Your goal: From the listing below, extract every line containing "JSON".

----------

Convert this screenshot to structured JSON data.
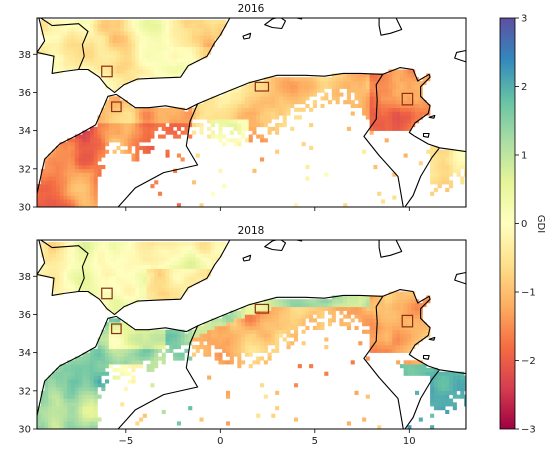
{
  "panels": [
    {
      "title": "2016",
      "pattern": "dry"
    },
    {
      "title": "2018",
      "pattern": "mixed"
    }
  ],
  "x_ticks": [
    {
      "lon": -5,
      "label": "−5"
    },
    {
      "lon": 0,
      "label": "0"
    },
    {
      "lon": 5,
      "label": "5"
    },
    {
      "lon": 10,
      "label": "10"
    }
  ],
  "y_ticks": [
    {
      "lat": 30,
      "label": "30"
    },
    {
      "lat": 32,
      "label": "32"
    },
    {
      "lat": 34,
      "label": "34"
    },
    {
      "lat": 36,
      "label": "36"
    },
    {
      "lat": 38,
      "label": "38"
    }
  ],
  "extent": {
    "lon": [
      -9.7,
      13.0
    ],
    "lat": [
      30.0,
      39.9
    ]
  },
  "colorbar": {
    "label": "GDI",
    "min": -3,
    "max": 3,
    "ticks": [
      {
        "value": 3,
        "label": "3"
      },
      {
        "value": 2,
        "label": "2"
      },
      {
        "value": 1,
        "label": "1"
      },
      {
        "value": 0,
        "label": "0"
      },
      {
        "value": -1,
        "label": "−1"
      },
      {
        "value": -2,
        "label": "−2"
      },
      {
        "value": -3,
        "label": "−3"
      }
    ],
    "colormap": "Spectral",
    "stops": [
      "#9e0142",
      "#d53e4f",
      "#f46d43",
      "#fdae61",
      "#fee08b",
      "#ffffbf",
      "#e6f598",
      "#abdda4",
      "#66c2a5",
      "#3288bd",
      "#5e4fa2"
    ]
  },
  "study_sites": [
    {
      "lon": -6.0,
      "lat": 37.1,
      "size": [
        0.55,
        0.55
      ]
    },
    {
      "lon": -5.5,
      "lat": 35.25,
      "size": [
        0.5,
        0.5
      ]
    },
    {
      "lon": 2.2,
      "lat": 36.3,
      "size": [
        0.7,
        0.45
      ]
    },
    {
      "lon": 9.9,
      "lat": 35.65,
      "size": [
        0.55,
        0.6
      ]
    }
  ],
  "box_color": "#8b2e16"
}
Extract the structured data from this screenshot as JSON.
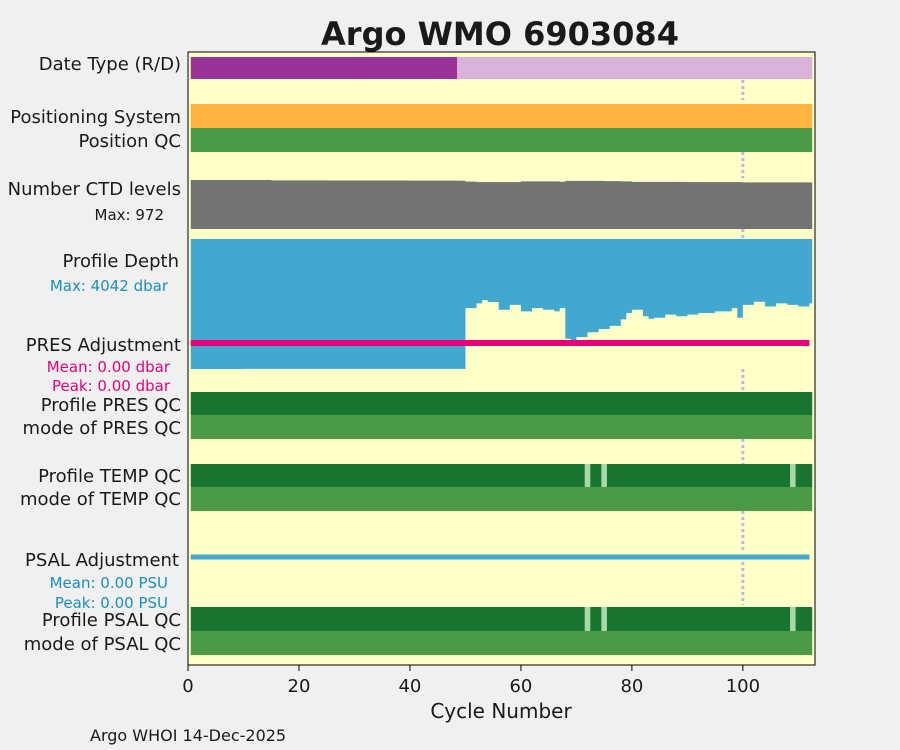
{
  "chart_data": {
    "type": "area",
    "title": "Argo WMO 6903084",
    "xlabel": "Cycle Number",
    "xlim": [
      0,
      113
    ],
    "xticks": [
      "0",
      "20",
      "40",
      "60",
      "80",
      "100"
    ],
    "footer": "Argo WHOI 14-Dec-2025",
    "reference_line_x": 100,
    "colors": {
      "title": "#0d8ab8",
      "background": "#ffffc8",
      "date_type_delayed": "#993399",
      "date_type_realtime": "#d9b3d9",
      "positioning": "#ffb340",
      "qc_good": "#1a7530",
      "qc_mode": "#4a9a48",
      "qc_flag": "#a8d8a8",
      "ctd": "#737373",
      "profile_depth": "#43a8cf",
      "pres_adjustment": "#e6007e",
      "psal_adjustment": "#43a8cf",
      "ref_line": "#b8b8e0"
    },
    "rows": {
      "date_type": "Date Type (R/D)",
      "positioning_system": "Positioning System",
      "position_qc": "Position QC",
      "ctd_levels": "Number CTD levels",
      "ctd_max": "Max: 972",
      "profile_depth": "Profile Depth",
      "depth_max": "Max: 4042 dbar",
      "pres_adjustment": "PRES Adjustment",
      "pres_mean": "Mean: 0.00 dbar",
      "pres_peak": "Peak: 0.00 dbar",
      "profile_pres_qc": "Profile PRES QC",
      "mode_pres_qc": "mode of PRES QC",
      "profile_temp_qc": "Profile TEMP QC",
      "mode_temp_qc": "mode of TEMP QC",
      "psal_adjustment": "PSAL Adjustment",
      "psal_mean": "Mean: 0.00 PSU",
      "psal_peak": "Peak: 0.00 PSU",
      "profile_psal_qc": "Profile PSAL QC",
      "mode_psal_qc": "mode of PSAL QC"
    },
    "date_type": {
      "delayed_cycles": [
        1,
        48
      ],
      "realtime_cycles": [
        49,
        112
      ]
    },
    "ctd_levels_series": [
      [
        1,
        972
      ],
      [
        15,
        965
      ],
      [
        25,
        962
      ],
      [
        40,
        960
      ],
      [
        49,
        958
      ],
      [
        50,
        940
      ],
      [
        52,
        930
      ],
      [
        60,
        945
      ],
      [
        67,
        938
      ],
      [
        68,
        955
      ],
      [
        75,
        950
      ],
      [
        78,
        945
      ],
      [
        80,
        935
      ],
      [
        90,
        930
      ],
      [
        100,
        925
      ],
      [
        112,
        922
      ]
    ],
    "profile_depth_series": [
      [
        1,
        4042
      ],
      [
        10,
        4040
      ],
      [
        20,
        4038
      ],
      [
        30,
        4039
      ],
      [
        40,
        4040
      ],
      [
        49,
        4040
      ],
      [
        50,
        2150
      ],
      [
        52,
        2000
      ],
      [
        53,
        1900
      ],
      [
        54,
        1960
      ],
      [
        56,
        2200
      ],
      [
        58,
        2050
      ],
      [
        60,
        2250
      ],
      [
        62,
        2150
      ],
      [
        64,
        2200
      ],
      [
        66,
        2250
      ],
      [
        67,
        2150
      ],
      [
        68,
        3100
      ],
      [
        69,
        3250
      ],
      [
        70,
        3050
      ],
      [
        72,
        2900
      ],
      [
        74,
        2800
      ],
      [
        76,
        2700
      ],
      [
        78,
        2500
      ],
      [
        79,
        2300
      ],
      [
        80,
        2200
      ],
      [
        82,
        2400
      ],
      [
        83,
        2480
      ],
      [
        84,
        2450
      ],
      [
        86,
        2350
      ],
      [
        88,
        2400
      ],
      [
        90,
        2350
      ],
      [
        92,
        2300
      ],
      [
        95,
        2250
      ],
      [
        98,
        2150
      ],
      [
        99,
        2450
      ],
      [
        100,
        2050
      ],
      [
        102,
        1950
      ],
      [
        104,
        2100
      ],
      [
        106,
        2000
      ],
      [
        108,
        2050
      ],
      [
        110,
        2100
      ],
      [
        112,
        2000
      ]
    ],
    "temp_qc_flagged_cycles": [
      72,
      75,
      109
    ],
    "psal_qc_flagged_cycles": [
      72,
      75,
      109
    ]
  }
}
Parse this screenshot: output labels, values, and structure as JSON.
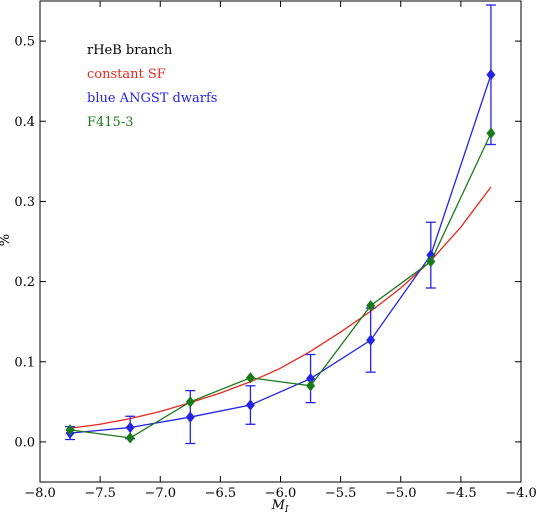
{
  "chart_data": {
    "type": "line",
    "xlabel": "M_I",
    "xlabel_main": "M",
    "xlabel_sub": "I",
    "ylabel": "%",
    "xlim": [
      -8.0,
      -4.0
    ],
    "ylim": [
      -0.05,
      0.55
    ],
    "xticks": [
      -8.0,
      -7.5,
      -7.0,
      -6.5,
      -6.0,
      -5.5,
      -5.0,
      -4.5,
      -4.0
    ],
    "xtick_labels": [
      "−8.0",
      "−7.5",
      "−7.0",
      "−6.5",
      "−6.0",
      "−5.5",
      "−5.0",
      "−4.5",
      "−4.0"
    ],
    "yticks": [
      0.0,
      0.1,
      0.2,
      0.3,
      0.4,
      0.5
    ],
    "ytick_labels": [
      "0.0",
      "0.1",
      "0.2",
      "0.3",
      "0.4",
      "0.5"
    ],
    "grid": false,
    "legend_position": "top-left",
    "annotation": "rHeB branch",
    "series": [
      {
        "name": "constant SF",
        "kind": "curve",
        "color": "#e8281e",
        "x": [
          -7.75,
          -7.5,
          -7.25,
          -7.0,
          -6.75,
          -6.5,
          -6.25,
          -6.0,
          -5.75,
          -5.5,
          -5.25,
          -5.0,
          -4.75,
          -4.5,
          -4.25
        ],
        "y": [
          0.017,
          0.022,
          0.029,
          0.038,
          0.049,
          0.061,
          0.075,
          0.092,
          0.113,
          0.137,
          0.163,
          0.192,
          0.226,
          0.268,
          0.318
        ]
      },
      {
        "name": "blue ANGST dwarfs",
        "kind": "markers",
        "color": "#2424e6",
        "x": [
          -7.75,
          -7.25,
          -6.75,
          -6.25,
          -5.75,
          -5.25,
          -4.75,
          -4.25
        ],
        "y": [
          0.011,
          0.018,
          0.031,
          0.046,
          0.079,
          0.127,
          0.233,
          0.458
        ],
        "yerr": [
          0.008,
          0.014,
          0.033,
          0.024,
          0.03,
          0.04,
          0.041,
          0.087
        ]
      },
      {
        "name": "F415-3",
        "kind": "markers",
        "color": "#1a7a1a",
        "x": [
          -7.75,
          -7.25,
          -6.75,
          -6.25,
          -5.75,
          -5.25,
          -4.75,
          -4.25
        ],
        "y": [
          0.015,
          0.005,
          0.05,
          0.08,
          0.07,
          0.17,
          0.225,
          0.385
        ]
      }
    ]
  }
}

----------

Result for this task:
Convert this screenshot to structured JSON data.
Extract the structured data from this screenshot as JSON.
Parse this screenshot: output labels, values, and structure as JSON.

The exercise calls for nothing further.